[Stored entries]
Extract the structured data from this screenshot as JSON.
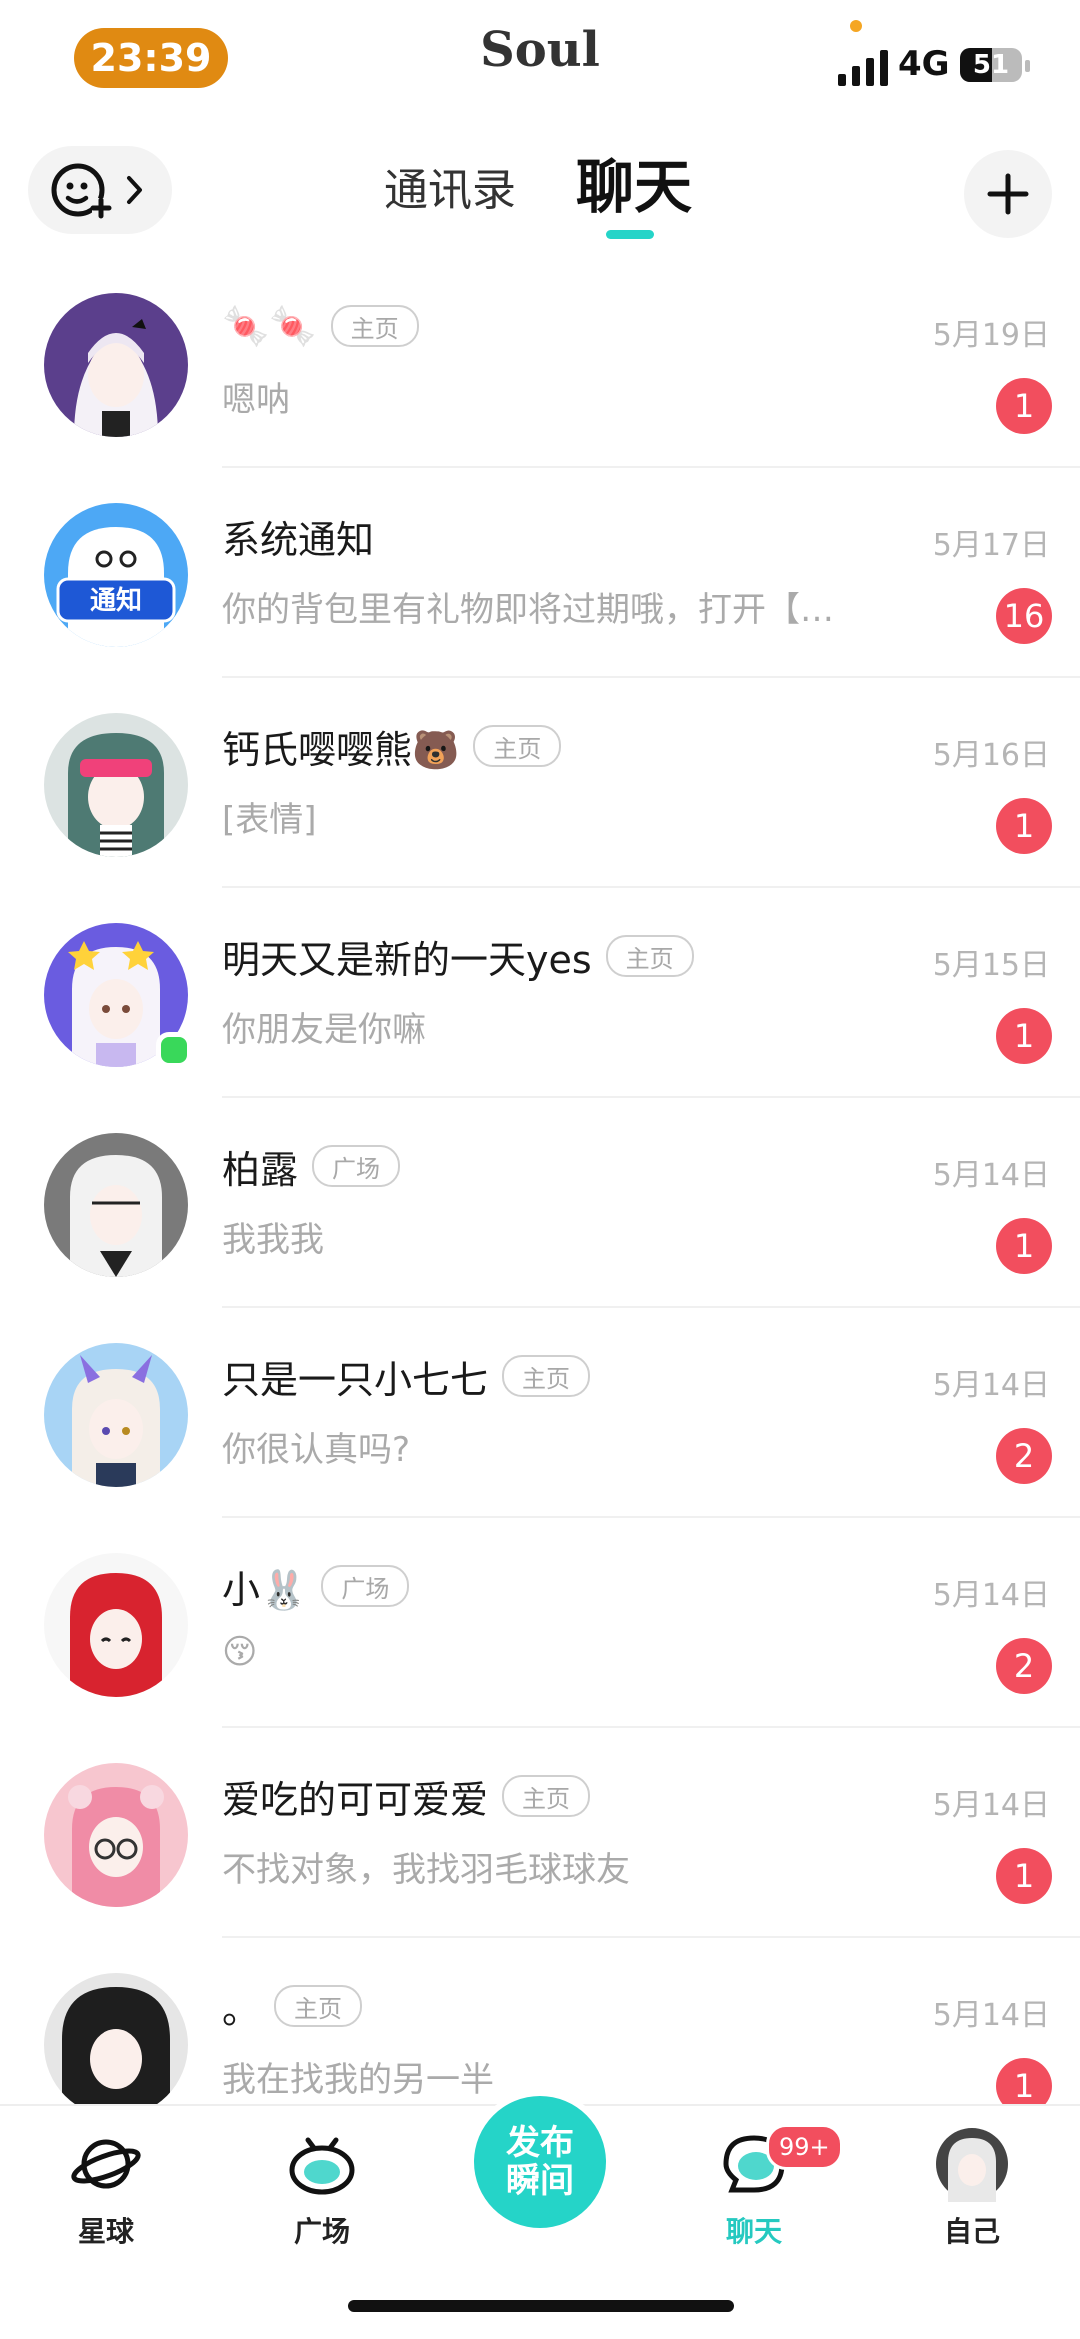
{
  "status": {
    "time": "23:39",
    "app_name": "Soul",
    "network": "4G",
    "battery_level": "51",
    "battery_fraction": 0.51
  },
  "header": {
    "tab_contacts": "通讯录",
    "tab_chat": "聊天"
  },
  "conversations": [
    {
      "name": "🍬🍬",
      "tag": "主页",
      "date": "5月19日",
      "preview": "嗯呐",
      "unread": "1"
    },
    {
      "name": "系统通知",
      "tag": "",
      "date": "5月17日",
      "preview": "你的背包里有礼物即将过期哦，打开【…",
      "unread": "16",
      "avatar_text": "通知"
    },
    {
      "name": "钙氏嘤嘤熊🐻",
      "tag": "主页",
      "date": "5月16日",
      "preview": "[表情]",
      "unread": "1"
    },
    {
      "name": "明天又是新的一天yes",
      "tag": "主页",
      "date": "5月15日",
      "preview": "你朋友是你嘛",
      "unread": "1"
    },
    {
      "name": "柏露",
      "tag": "广场",
      "date": "5月14日",
      "preview": "我我我",
      "unread": "1"
    },
    {
      "name": "只是一只小七七",
      "tag": "主页",
      "date": "5月14日",
      "preview": "你很认真吗?",
      "unread": "2"
    },
    {
      "name": "小🐰",
      "tag": "广场",
      "date": "5月14日",
      "preview": "😚",
      "unread": "2"
    },
    {
      "name": "爱吃的可可爱爱",
      "tag": "主页",
      "date": "5月14日",
      "preview": "不找对象，我找羽毛球球友",
      "unread": "1"
    },
    {
      "name": "。",
      "tag": "主页",
      "date": "5月14日",
      "preview": "我在找我的另一半",
      "unread": "1"
    }
  ],
  "nav": {
    "planet": "星球",
    "square": "广场",
    "publish_line1": "发布",
    "publish_line2": "瞬间",
    "chat": "聊天",
    "chat_badge": "99+",
    "me": "自己"
  },
  "colors": {
    "accent": "#25D4C8",
    "badge": "#F24E5E",
    "time_pill": "#E08A12"
  }
}
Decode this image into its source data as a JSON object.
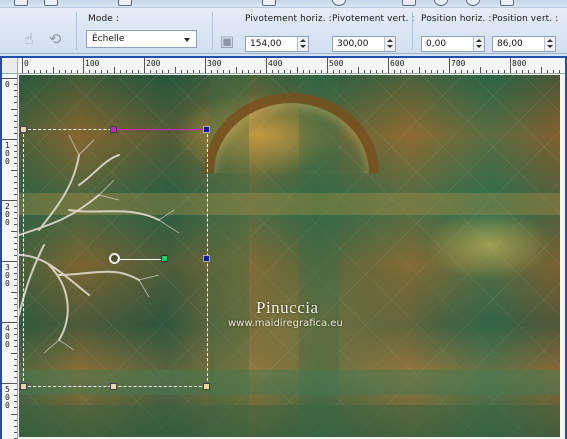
{
  "toolbar": {
    "mode_label": "Mode :",
    "mode_value": "Échelle",
    "pivot_h_label": "Pivotement horiz. :",
    "pivot_h_value": "154,00",
    "pivot_v_label": "Pivotement vert. :",
    "pivot_v_value": "300,00",
    "pos_h_label": "Position horiz. :",
    "pos_h_value": "0,00",
    "pos_v_label": "Position vert. :",
    "pos_v_value": "86,00"
  },
  "ruler": {
    "h_labels": [
      "0",
      "100",
      "200",
      "300",
      "400",
      "500",
      "600",
      "700",
      "800"
    ],
    "v_labels": [
      "0",
      "100",
      "200",
      "300",
      "400",
      "500"
    ]
  },
  "canvas": {
    "watermark_title": "Pinuccia",
    "watermark_url": "www.maidiregrafica.eu"
  },
  "colors": {
    "window_border": "#1f4fa8",
    "handle_magenta": "#d020c8",
    "handle_blue": "#1a1aa0",
    "handle_green": "#22c86a",
    "handle_tan": "#e8d8a0"
  }
}
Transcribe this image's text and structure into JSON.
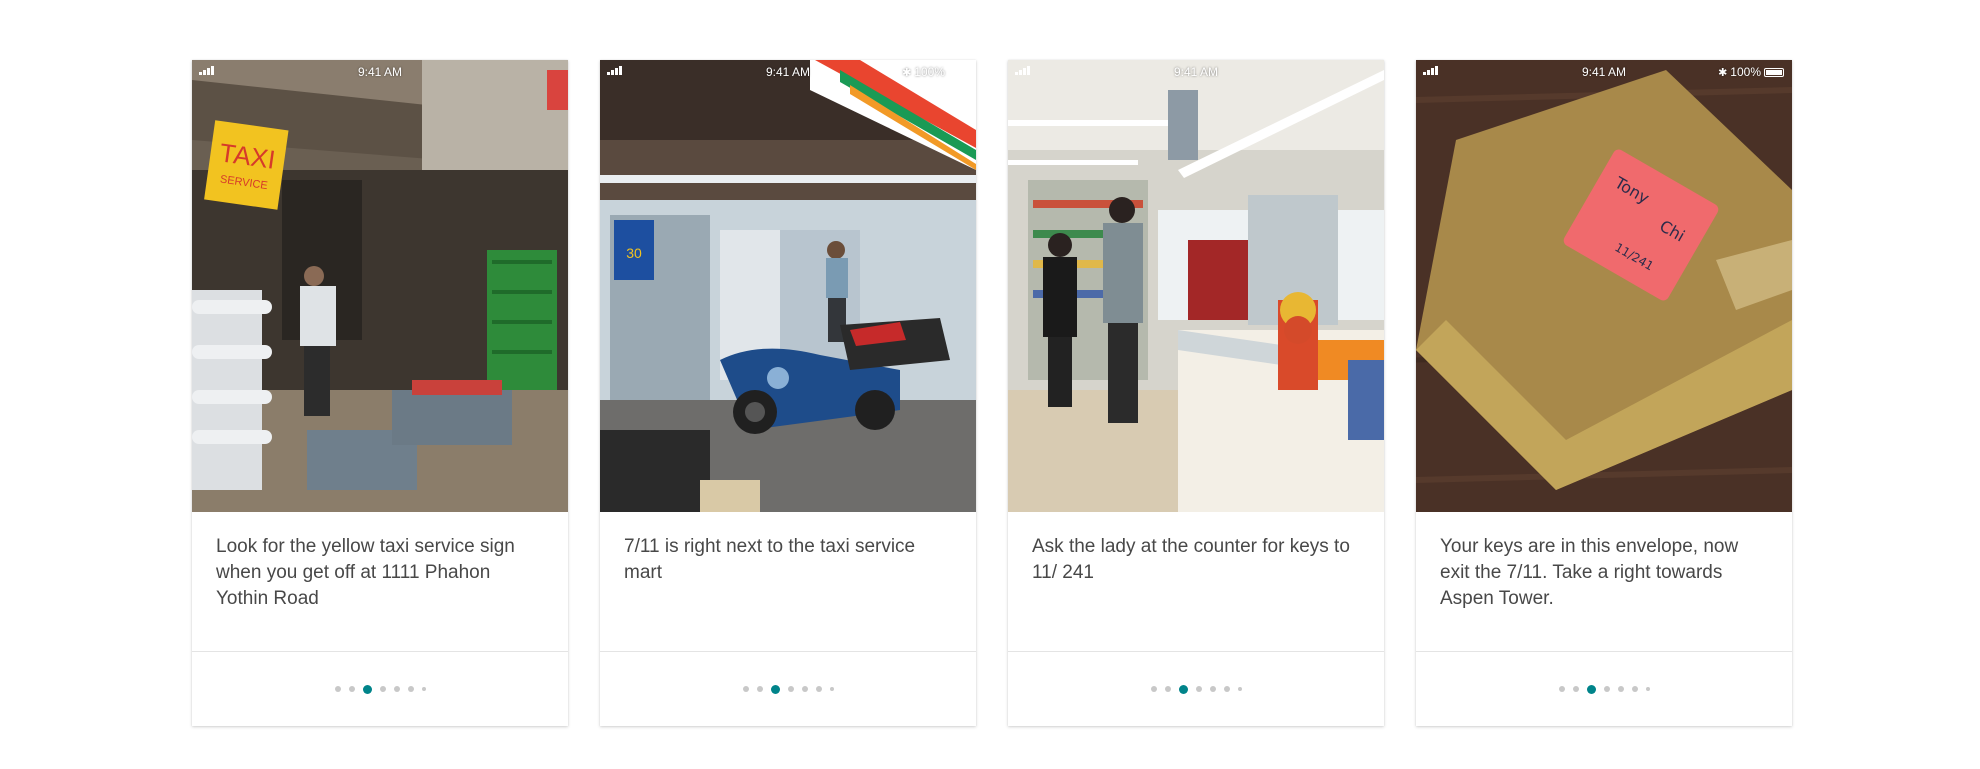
{
  "status_bar": {
    "time": "9:41 AM",
    "battery": "100%"
  },
  "cards": [
    {
      "caption": "Look for the yellow taxi service sign when you get off at 1111 Phahon Yothin Road",
      "photo_signs": [
        "TAXI",
        "SERVICE"
      ],
      "pager": {
        "total": 7,
        "active": 2
      }
    },
    {
      "caption": "7/11 is right next to the taxi service mart",
      "photo_signs": [
        "30"
      ],
      "pager": {
        "total": 7,
        "active": 2
      }
    },
    {
      "caption": "Ask the lady at the counter for keys to 11/ 241",
      "photo_signs": [],
      "pager": {
        "total": 7,
        "active": 2
      }
    },
    {
      "caption": "Your keys are in this envelope, now exit the 7/11. Take a right towards Aspen Tower.",
      "photo_signs": [
        "Tony",
        "Chi",
        "11/241"
      ],
      "pager": {
        "total": 7,
        "active": 2
      }
    }
  ],
  "colors": {
    "accent": "#00848a",
    "dot_inactive": "#c8c8c8",
    "caption_text": "#484848"
  }
}
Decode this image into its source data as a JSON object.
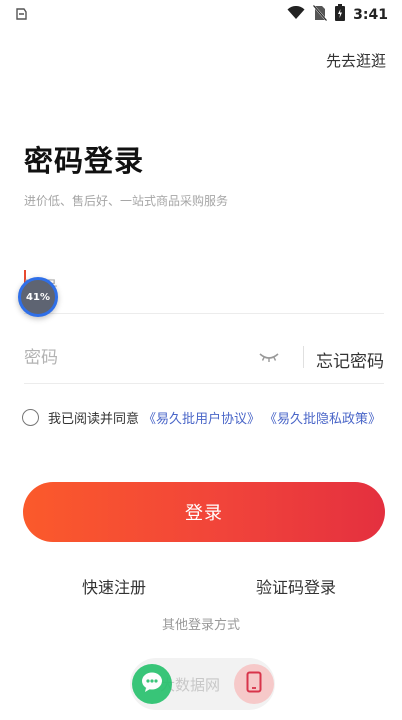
{
  "status_bar": {
    "time": "3:41"
  },
  "header": {
    "skip_label": "先去逛逛"
  },
  "login": {
    "title": "密码登录",
    "subtitle": "进价低、售后好、一站式商品采购服务",
    "account_placeholder": "账号",
    "password_placeholder": "密码",
    "forgot_label": "忘记密码",
    "progress_badge": "41%",
    "agreement_text": "我已阅读并同意",
    "user_agreement_link": "《易久批用户协议》",
    "privacy_link": "《易久批隐私政策》",
    "login_button_label": "登录",
    "register_label": "快速注册",
    "sms_login_label": "验证码登录",
    "other_methods_label": "其他登录方式",
    "watermark_text": "大数据网"
  },
  "colors": {
    "accent_start": "#fb5a2b",
    "accent_end": "#e4303f",
    "link": "#4a66c8",
    "wechat": "#24c16b"
  },
  "icons": [
    "signal-icon",
    "wifi-icon",
    "no-sim-icon",
    "battery-icon",
    "eye-closed-icon",
    "wechat-icon",
    "phone-icon"
  ]
}
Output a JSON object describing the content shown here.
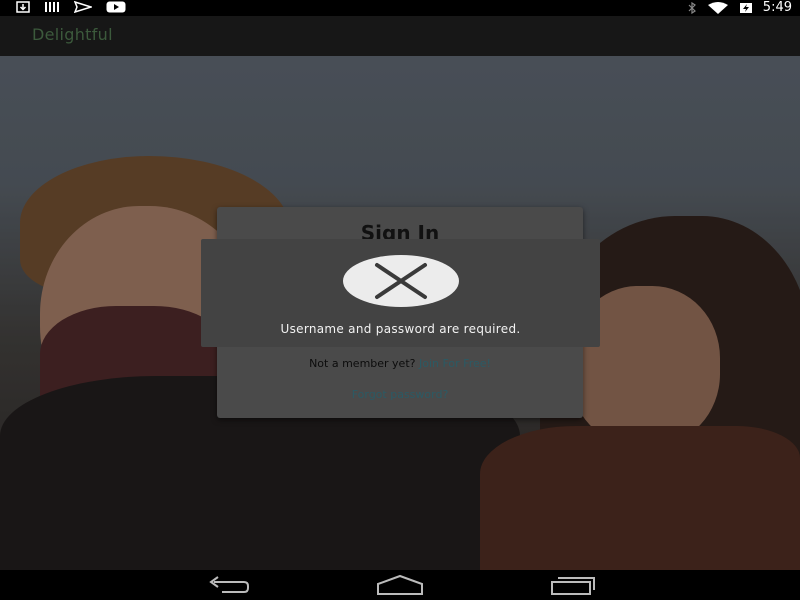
{
  "status_bar": {
    "time": "5:49",
    "left_icons": [
      "download-icon",
      "barcode-icon",
      "send-icon",
      "youtube-icon"
    ],
    "right_icons": [
      "bluetooth-icon",
      "wifi-icon",
      "battery-charging-icon"
    ]
  },
  "app": {
    "title": "Delightful"
  },
  "signin": {
    "title": "Sign In",
    "member_prompt": "Not a member yet?",
    "join_link": "Join For Free!",
    "forgot_link": "Forgot password?"
  },
  "alert": {
    "icon": "close-x-icon",
    "message": "Username and password are required."
  },
  "nav_bar": {
    "buttons": [
      "back-icon",
      "home-icon",
      "recents-icon"
    ]
  },
  "colors": {
    "action_bar": "#171717",
    "app_title": "#3c5a3c",
    "link": "#2b5a64",
    "card": "#4a4a4a",
    "alert": "#434343"
  }
}
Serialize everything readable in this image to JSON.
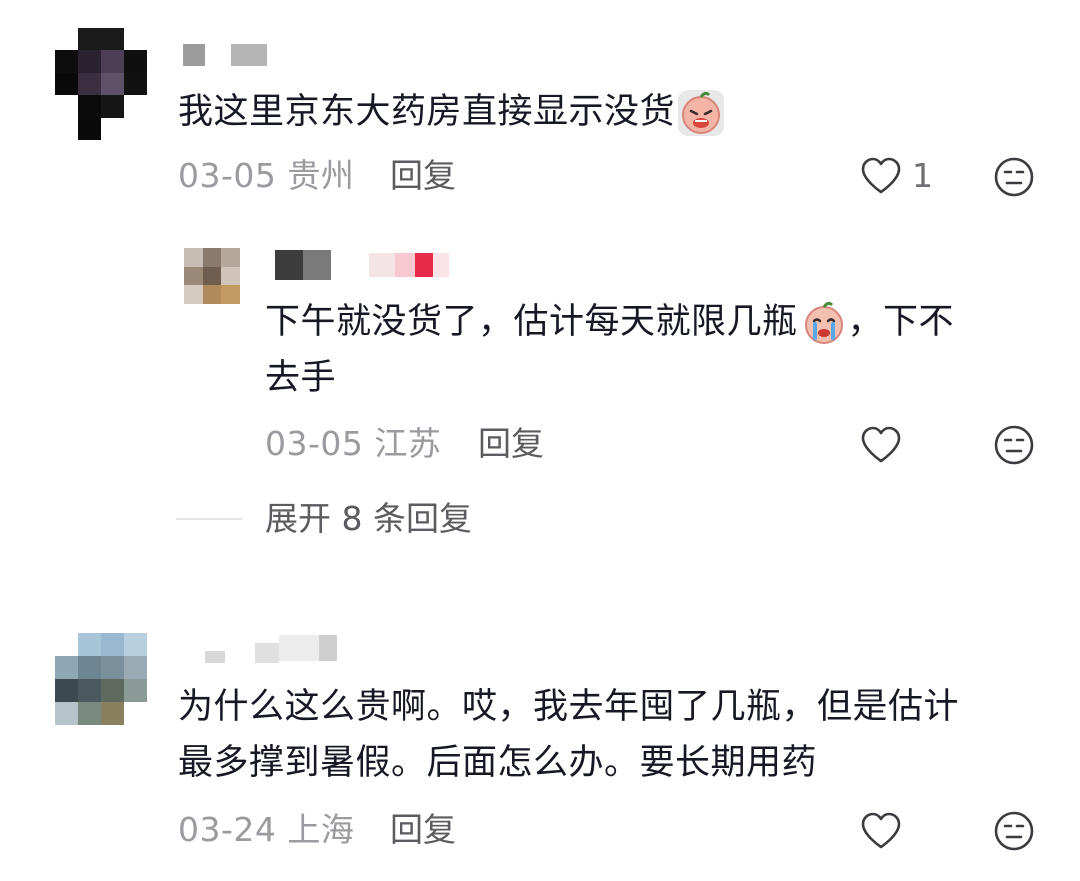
{
  "comments": [
    {
      "text": "我这里京东大药房直接显示没货",
      "emoji": "crying-face-emoji",
      "date": "03-05",
      "location": "贵州",
      "reply_label": "回复",
      "likes": "1",
      "replies": [
        {
          "text_line1": "下午就没货了，估计每天就限几瓶",
          "text_line1_tail": "，下不",
          "text_line2": "去手",
          "emoji": "sobbing-face-emoji",
          "date": "03-05",
          "location": "江苏",
          "reply_label": "回复"
        }
      ],
      "expand_label": "展开 8 条回复"
    },
    {
      "text_line1": "为什么这么贵啊。哎，我去年囤了几瓶，但是估计",
      "text_line2": "最多撑到暑假。后面怎么办。要长期用药",
      "date": "03-24",
      "location": "上海",
      "reply_label": "回复"
    }
  ],
  "colors": {
    "text": "#161823",
    "meta": "#9a9a9f",
    "reply": "#5b5b60",
    "icon": "#3c3c40"
  },
  "icons": [
    "heart-outline-icon",
    "neutral-face-icon"
  ]
}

**Problem requirements:**
The line that contains "Serialize everything readable" opens the part to copy, and the last line of the records closes it; set down those lines exactly, pictures excluded.

**Result for this task:**
Serialize everything readable in this image to JSON.
{
  "comments": [
    {
      "text": "我这里京东大药房直接显示没货",
      "emoji": "crying-face-emoji",
      "date": "03-05",
      "location": "贵州",
      "reply_label": "回复",
      "likes": "1",
      "replies": [
        {
          "text_line1": "下午就没货了，估计每天就限几瓶",
          "text_line1_tail": "，下不",
          "text_line2": "去手",
          "emoji": "sobbing-face-emoji",
          "date": "03-05",
          "location": "江苏",
          "reply_label": "回复"
        }
      ],
      "expand_label": "展开 8 条回复"
    },
    {
      "text_line1": "为什么这么贵啊。哎，我去年囤了几瓶，但是估计",
      "text_line2": "最多撑到暑假。后面怎么办。要长期用药",
      "date": "03-24",
      "location": "上海",
      "reply_label": "回复"
    }
  ],
  "colors": {
    "text": "#161823",
    "meta": "#9a9a9f",
    "reply": "#5b5b60",
    "icon": "#3c3c40"
  },
  "icons": [
    "heart-outline-icon",
    "neutral-face-icon"
  ]
}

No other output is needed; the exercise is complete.